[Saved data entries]
※ ※ ※
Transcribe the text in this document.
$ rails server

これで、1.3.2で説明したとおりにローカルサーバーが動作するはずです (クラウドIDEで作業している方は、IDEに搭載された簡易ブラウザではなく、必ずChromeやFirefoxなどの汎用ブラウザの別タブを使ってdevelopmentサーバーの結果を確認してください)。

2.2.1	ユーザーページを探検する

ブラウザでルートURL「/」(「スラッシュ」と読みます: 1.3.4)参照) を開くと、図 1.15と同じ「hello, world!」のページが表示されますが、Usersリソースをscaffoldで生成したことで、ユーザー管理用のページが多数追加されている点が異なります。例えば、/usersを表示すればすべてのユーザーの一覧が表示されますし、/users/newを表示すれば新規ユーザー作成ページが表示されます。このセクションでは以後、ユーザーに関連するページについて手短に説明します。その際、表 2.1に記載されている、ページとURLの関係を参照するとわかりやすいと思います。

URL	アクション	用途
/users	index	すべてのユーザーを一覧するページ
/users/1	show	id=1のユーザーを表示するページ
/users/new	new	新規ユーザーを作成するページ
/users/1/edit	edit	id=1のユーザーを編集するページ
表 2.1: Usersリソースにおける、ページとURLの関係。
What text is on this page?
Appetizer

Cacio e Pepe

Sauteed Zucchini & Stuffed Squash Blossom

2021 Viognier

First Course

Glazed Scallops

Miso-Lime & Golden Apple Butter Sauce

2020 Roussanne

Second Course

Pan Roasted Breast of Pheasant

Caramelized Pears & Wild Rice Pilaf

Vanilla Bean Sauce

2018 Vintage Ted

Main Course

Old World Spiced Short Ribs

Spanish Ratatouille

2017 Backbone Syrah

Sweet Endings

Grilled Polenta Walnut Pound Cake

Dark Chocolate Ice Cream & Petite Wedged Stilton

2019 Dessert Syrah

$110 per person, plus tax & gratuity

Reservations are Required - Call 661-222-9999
※ ※ ※
What this task involves: Copy all of the data. Keep every word exactly as it is.

Solution for this task:
Transcribe the text in this document.
$ rails server

これで、1.3.2で説明したとおりにローカルサーバーが動作するはずです (クラウドIDEで作業している方は、IDEに搭載された簡易ブラウザではなく、必ずChromeやFirefoxなどの汎用ブラウザの別タブを使ってdevelopmentサーバーの結果を確認してください)。

2.2.1	ユーザーページを探検する

ブラウザでルートURL「/」(「スラッシュ」と読みます: 1.3.4)参照) を開くと、図 1.15と同じ「hello, world!」のページが表示されますが、Usersリソースをscaffoldで生成したことで、ユーザー管理用のページが多数追加されている点が異なります。例えば、/usersを表示すればすべてのユーザーの一覧が表示されますし、/users/newを表示すれば新規ユーザー作成ページが表示されます。このセクションでは以後、ユーザーに関連するページについて手短に説明します。その際、表 2.1に記載されている、ページとURLの関係を参照するとわかりやすいと思います。

URL	アクション	用途
/users	index	すべてのユーザーを一覧するページ
/users/1	show	id=1のユーザーを表示するページ
/users/new	new	新規ユーザーを作成するページ
/users/1/edit	edit	id=1のユーザーを編集するページ
表 2.1: Usersリソースにおける、ページとURLの関係。
What text is on this page?
Appetizer

Cacio e Pepe

Sauteed Zucchini & Stuffed Squash Blossom

2021 Viognier

First Course

Glazed Scallops

Miso-Lime & Golden Apple Butter Sauce

2020 Roussanne

Second Course

Pan Roasted Breast of Pheasant

Caramelized Pears & Wild Rice Pilaf

Vanilla Bean Sauce

2018 Vintage Ted

Main Course

Old World Spiced Short Ribs

Spanish Ratatouille

2017 Backbone Syrah

Sweet Endings

Grilled Polenta Walnut Pound Cake

Dark Chocolate Ice Cream & Petite Wedged Stilton

2019 Dessert Syrah

$110 per person, plus tax & gratuity

Reservations are Required - Call 661-222-9999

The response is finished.